Start

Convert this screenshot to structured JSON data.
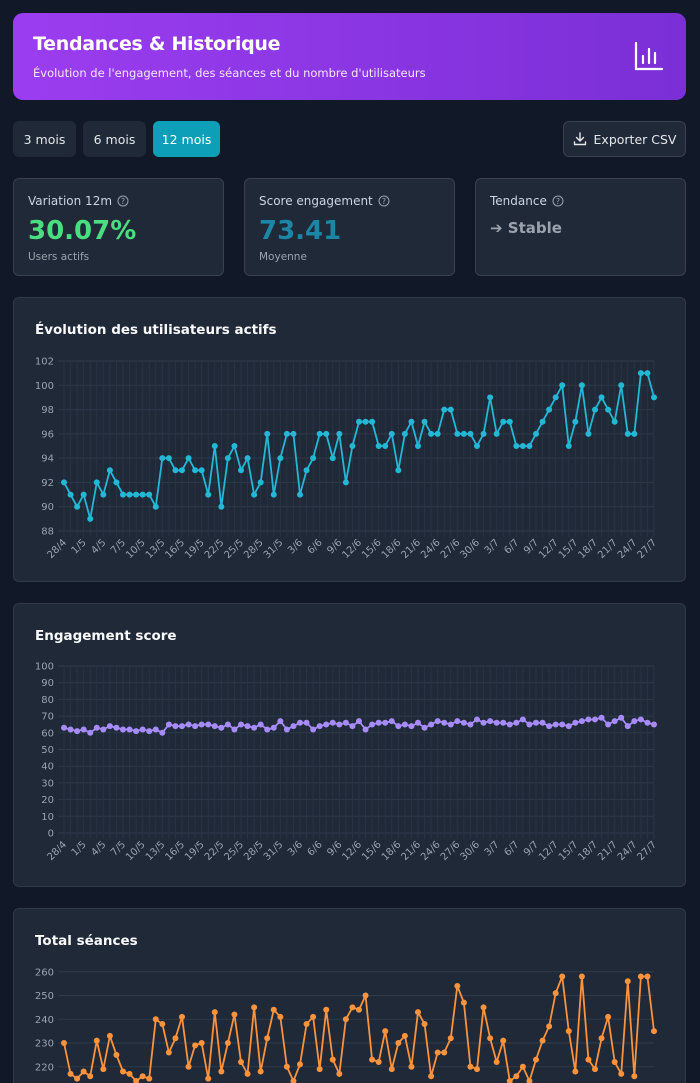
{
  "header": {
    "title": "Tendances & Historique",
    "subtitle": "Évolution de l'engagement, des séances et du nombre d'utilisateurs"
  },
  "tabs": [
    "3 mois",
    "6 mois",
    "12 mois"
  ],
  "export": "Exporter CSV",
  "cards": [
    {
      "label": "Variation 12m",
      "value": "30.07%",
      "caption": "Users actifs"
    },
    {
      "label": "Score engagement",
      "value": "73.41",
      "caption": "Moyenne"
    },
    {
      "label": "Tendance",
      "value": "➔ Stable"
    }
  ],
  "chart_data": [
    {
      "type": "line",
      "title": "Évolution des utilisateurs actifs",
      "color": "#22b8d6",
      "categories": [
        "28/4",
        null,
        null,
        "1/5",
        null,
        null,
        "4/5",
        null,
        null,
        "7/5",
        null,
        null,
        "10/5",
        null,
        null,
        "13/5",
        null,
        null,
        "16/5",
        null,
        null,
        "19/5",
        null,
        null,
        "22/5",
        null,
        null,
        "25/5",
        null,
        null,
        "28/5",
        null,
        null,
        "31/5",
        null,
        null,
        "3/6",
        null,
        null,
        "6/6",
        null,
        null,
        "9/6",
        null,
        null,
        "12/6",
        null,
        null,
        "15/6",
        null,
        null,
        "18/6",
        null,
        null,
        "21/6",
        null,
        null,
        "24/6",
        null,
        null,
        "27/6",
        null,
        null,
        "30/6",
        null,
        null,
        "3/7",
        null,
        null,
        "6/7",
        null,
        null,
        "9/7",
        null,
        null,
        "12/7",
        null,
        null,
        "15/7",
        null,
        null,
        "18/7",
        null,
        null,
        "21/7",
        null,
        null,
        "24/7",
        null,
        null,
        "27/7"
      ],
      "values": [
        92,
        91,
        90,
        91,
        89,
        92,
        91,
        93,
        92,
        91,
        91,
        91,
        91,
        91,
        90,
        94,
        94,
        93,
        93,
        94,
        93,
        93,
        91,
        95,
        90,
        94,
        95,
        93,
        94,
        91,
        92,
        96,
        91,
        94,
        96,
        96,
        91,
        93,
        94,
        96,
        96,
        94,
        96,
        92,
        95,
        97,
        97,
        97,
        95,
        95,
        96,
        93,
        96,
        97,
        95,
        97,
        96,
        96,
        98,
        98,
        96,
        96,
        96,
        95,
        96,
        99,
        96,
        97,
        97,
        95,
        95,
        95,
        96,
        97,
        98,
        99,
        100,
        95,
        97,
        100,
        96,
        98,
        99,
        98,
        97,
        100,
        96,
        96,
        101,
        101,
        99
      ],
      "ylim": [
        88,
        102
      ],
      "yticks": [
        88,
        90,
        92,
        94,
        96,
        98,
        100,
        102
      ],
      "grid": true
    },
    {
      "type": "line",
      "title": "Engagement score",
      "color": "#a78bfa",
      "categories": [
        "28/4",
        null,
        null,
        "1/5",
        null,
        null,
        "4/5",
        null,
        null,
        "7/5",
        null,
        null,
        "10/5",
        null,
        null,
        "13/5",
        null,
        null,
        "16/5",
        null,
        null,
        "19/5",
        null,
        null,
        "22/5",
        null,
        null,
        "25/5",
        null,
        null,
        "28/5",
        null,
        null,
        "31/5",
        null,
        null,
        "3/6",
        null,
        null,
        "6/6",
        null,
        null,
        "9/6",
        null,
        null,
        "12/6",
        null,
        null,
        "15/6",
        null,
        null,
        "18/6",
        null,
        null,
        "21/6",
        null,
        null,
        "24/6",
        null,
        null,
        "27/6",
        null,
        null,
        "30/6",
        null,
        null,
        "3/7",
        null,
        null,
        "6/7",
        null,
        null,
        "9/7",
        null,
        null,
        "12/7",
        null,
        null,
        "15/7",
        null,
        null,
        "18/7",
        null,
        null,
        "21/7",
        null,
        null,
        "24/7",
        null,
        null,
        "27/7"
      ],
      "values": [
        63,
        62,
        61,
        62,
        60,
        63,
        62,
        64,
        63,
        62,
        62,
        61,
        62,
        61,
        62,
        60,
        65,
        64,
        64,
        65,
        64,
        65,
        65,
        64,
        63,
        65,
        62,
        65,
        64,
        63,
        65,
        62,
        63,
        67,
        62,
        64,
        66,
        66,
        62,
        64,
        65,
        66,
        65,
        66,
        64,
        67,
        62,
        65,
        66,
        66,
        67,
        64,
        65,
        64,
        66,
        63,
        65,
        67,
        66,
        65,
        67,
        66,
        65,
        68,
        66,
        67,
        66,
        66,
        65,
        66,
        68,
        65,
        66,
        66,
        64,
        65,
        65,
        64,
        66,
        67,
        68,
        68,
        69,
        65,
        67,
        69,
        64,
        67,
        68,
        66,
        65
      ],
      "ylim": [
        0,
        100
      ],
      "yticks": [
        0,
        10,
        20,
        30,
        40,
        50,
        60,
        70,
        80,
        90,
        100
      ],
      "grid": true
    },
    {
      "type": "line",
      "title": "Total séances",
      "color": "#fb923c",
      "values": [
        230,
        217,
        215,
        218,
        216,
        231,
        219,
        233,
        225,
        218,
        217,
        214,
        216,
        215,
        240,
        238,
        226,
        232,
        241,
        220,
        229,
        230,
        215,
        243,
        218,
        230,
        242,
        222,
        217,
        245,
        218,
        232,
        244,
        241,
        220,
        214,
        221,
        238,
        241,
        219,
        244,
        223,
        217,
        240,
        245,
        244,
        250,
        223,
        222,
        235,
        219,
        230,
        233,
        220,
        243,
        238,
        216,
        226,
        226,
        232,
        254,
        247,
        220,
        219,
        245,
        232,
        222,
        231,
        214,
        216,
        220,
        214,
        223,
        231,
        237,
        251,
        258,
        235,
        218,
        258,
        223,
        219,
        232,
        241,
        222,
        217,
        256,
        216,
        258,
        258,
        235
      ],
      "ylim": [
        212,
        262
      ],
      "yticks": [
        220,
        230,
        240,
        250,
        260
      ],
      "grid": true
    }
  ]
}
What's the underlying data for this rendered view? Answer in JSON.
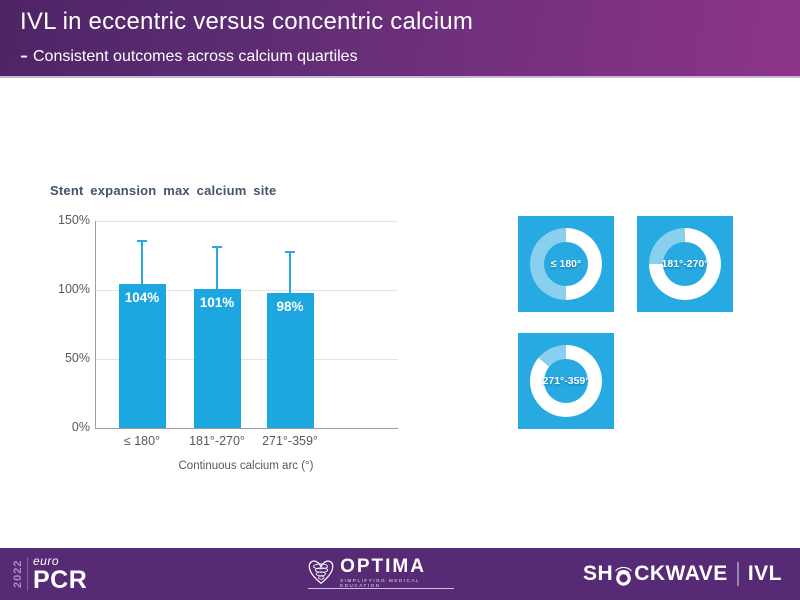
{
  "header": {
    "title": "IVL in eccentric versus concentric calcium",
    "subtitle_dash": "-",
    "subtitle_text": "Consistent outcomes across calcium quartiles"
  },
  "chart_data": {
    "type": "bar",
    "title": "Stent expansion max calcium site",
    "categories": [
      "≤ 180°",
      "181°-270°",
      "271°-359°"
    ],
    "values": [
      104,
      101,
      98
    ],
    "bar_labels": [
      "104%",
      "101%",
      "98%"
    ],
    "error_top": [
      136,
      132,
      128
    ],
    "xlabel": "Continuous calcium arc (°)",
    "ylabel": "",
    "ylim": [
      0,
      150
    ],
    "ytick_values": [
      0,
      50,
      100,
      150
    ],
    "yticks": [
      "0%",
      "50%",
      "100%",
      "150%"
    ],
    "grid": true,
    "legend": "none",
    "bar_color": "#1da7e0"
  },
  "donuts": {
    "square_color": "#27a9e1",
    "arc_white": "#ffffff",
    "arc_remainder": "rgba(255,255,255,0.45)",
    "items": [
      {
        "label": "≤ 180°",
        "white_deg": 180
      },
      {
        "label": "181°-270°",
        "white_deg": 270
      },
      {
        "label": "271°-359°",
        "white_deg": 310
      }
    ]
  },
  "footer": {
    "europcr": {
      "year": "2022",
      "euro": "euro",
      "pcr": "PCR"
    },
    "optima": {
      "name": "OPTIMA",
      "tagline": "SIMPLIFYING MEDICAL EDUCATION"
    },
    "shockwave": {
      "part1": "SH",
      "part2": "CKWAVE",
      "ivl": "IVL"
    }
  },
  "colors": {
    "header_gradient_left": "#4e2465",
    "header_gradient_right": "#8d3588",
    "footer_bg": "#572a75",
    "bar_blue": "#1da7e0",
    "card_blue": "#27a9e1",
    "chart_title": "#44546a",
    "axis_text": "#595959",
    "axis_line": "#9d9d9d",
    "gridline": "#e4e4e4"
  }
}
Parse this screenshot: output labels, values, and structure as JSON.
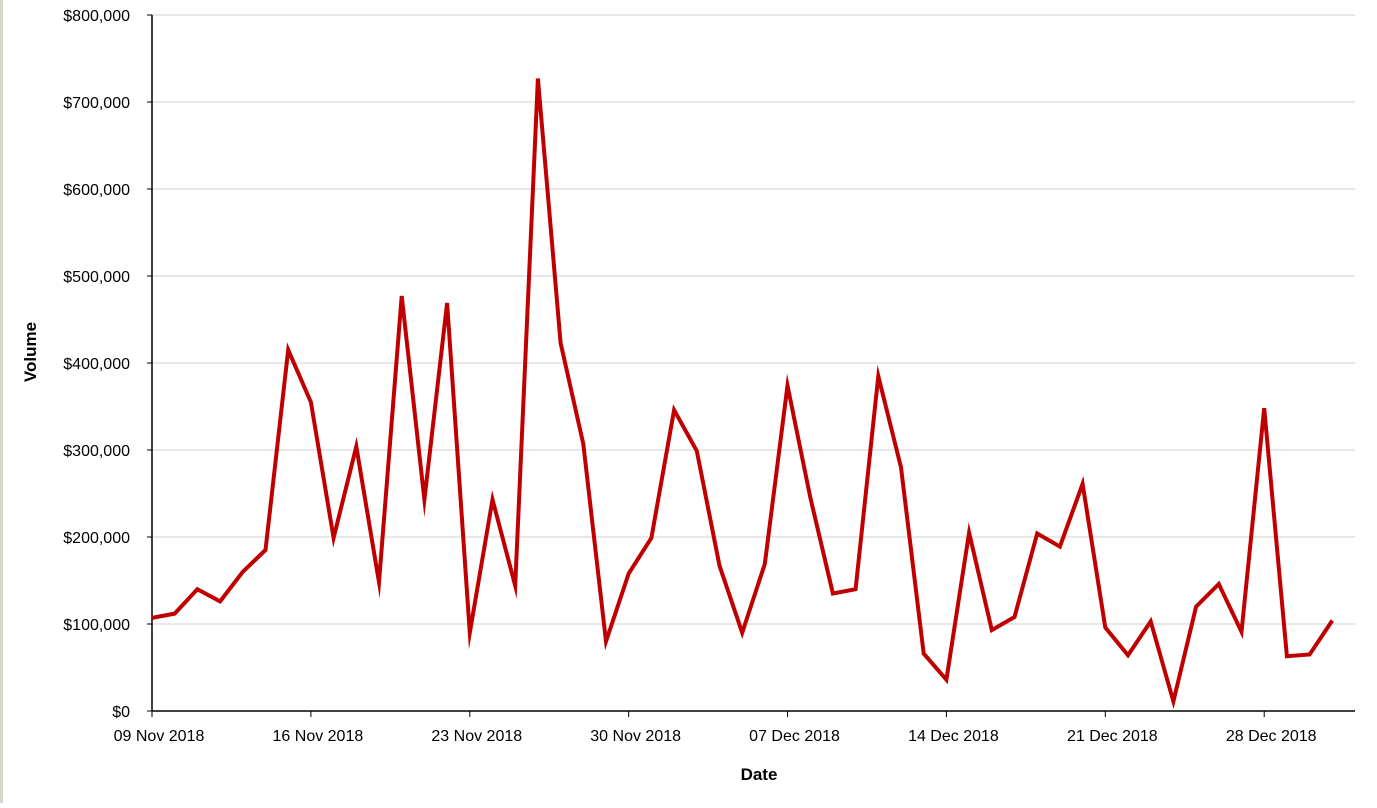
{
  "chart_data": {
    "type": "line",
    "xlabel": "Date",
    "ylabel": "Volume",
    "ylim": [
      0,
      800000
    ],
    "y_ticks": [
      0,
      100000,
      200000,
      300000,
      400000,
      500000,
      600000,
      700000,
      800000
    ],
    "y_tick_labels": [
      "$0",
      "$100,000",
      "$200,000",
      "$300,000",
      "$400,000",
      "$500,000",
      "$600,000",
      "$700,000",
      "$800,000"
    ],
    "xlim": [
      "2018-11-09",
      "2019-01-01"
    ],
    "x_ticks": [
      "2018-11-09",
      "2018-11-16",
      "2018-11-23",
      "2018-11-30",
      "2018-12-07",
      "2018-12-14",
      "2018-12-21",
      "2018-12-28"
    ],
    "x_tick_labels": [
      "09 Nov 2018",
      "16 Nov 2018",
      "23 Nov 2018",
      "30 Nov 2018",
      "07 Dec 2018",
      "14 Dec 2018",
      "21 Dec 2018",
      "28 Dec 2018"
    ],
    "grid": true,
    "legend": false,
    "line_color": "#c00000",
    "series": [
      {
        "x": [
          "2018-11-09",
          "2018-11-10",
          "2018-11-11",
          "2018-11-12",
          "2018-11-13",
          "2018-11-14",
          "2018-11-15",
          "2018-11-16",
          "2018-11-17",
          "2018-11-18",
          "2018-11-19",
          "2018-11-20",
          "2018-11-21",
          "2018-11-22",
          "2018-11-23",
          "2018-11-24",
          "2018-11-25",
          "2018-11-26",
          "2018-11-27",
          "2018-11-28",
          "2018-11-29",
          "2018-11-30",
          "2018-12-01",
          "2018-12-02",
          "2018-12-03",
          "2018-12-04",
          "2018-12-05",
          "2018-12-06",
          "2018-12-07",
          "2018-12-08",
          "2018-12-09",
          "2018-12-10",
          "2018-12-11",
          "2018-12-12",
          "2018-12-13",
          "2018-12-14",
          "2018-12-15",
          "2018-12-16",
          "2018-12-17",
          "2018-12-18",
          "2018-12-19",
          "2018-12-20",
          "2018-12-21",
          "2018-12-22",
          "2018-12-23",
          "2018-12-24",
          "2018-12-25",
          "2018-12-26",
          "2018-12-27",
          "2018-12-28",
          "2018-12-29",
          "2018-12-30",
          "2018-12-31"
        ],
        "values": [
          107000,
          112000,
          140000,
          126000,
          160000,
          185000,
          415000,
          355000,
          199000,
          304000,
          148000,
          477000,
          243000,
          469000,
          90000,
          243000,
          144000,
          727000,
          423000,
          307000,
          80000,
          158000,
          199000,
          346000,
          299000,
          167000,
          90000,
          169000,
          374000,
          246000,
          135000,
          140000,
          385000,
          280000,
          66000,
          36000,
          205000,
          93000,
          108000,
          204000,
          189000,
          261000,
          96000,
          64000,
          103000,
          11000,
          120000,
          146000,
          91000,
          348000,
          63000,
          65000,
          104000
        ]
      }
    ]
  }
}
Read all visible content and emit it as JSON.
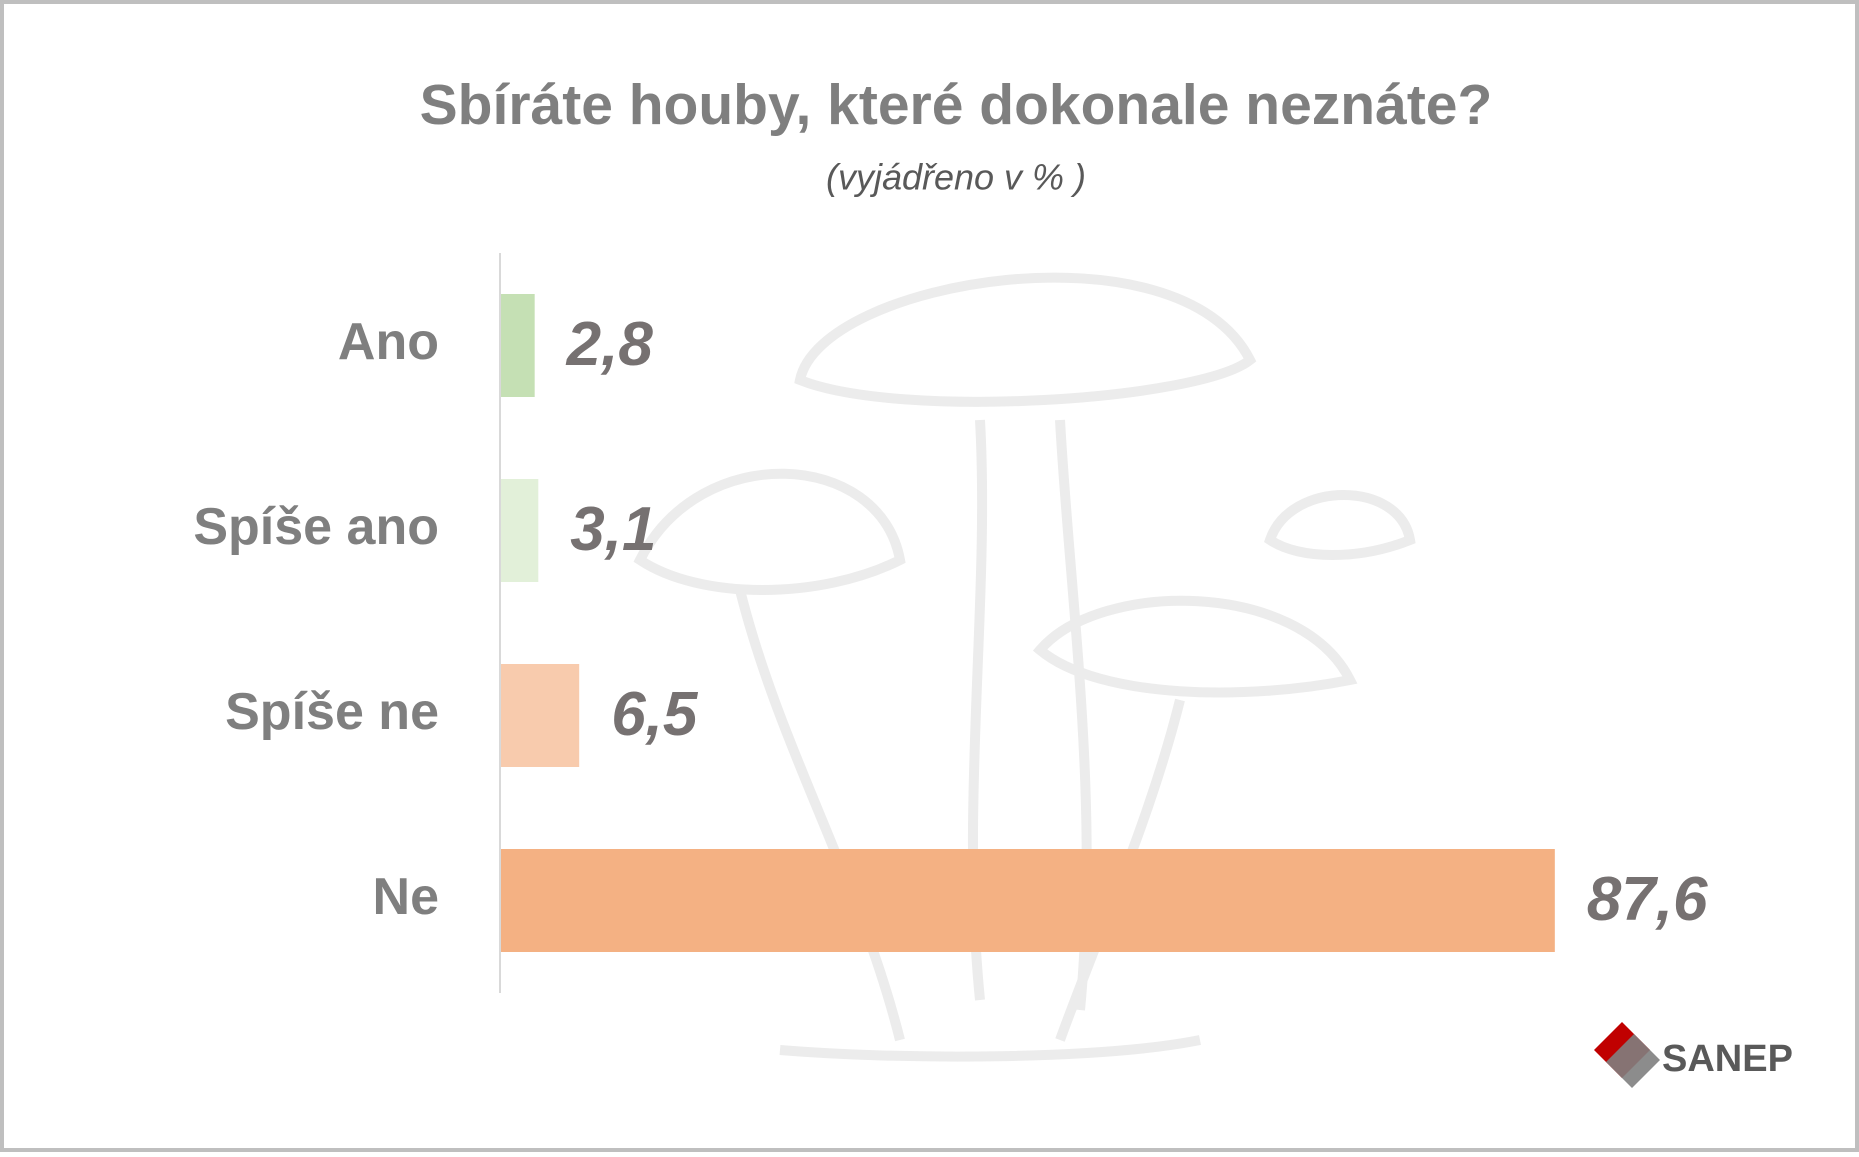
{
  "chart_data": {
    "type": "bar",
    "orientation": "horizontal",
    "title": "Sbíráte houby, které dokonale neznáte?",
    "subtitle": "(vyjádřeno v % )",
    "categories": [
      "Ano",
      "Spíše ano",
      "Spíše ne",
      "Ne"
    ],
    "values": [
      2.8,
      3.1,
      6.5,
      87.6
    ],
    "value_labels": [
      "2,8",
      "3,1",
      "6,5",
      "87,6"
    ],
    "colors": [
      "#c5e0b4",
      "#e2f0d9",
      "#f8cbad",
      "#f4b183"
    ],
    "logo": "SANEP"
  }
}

End

__Job__
In the listing, find each line with the string "screenshot" and copy it.

__Task output__
Convert this screenshot to structured JSON data.
Parse this screenshot: output labels, values, and structure as JSON.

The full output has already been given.